*Set task*:
Render the following material again verbatim, leaving nothing out.

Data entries
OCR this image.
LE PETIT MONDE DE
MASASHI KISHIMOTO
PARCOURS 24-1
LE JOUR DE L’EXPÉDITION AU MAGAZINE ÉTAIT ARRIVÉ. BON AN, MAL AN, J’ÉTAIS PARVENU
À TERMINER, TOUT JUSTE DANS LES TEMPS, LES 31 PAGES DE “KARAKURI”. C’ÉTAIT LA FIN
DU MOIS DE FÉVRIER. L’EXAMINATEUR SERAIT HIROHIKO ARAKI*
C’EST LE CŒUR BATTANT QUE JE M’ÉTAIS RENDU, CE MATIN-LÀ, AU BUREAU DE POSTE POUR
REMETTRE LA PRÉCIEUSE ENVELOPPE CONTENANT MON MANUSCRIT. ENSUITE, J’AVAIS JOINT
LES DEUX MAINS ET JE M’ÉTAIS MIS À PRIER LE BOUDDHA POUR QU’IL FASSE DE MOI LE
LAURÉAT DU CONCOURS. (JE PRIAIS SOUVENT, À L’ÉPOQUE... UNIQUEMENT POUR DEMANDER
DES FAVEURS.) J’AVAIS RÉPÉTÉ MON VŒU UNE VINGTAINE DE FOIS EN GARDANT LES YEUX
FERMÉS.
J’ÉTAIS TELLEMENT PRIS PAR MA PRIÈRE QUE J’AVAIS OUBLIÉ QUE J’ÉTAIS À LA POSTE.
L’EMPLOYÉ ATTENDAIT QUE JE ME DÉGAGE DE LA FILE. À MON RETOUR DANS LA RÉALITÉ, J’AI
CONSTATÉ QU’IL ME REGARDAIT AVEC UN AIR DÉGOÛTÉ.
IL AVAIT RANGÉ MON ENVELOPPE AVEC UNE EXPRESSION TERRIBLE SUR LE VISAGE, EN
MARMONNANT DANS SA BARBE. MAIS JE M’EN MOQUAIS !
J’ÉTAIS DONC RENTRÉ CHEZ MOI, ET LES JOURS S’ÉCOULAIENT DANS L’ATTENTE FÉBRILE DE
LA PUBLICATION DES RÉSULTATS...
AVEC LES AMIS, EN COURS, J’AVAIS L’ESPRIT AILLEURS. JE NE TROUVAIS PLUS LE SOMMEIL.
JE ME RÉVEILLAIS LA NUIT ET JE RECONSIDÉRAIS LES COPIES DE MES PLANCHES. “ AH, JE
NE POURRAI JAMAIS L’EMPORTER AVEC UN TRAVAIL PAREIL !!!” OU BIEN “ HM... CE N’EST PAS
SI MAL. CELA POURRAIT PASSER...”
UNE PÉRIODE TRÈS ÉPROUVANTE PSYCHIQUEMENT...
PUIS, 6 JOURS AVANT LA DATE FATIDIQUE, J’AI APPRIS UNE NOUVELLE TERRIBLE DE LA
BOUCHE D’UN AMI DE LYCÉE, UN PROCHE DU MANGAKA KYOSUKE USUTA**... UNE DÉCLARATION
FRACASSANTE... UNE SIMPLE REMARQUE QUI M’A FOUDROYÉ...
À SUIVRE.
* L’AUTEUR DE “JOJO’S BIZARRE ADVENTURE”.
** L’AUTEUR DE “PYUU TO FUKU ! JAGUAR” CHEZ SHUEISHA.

*Solution*:
OCR this image.
LE PETIT MONDE DE
MASASHI KISHIMOTO
PARCOURS 24-1
LE JOUR DE L’EXPÉDITION AU MAGAZINE ÉTAIT ARRIVÉ. BON AN, MAL AN, J’ÉTAIS PARVENU
À TERMINER, TOUT JUSTE DANS LES TEMPS, LES 31 PAGES DE “KARAKURI”. C’ÉTAIT LA FIN
DU MOIS DE FÉVRIER. L’EXAMINATEUR SERAIT HIROHIKO ARAKI*
C’EST LE CŒUR BATTANT QUE JE M’ÉTAIS RENDU, CE MATIN-LÀ, AU BUREAU DE POSTE POUR
REMETTRE LA PRÉCIEUSE ENVELOPPE CONTENANT MON MANUSCRIT. ENSUITE, J’AVAIS JOINT
LES DEUX MAINS ET JE M’ÉTAIS MIS À PRIER LE BOUDDHA POUR QU’IL FASSE DE MOI LE
LAURÉAT DU CONCOURS. (JE PRIAIS SOUVENT, À L’ÉPOQUE... UNIQUEMENT POUR DEMANDER
DES FAVEURS.) J’AVAIS RÉPÉTÉ MON VŒU UNE VINGTAINE DE FOIS EN GARDANT LES YEUX
FERMÉS.
J’ÉTAIS TELLEMENT PRIS PAR MA PRIÈRE QUE J’AVAIS OUBLIÉ QUE J’ÉTAIS À LA POSTE.
L’EMPLOYÉ ATTENDAIT QUE JE ME DÉGAGE DE LA FILE. À MON RETOUR DANS LA RÉALITÉ, J’AI
CONSTATÉ QU’IL ME REGARDAIT AVEC UN AIR DÉGOÛTÉ.
IL AVAIT RANGÉ MON ENVELOPPE AVEC UNE EXPRESSION TERRIBLE SUR LE VISAGE, EN
MARMONNANT DANS SA BARBE. MAIS JE M’EN MOQUAIS !
J’ÉTAIS DONC RENTRÉ CHEZ MOI, ET LES JOURS S’ÉCOULAIENT DANS L’ATTENTE FÉBRILE DE
LA PUBLICATION DES RÉSULTATS...
AVEC LES AMIS, EN COURS, J’AVAIS L’ESPRIT AILLEURS. JE NE TROUVAIS PLUS LE SOMMEIL.
JE ME RÉVEILLAIS LA NUIT ET JE RECONSIDÉRAIS LES COPIES DE MES PLANCHES. “ AH, JE
NE POURRAI JAMAIS L’EMPORTER AVEC UN TRAVAIL PAREIL !!!” OU BIEN “ HM... CE N’EST PAS
SI MAL. CELA POURRAIT PASSER...”
UNE PÉRIODE TRÈS ÉPROUVANTE PSYCHIQUEMENT...
PUIS, 6 JOURS AVANT LA DATE FATIDIQUE, J’AI APPRIS UNE NOUVELLE TERRIBLE DE LA
BOUCHE D’UN AMI DE LYCÉE, UN PROCHE DU MANGAKA KYOSUKE USUTA**... UNE DÉCLARATION
FRACASSANTE... UNE SIMPLE REMARQUE QUI M’A FOUDROYÉ...
À SUIVRE.
* L’AUTEUR DE “JOJO’S BIZARRE ADVENTURE”.
** L’AUTEUR DE “PYUU TO FUKU ! JAGUAR” CHEZ SHUEISHA.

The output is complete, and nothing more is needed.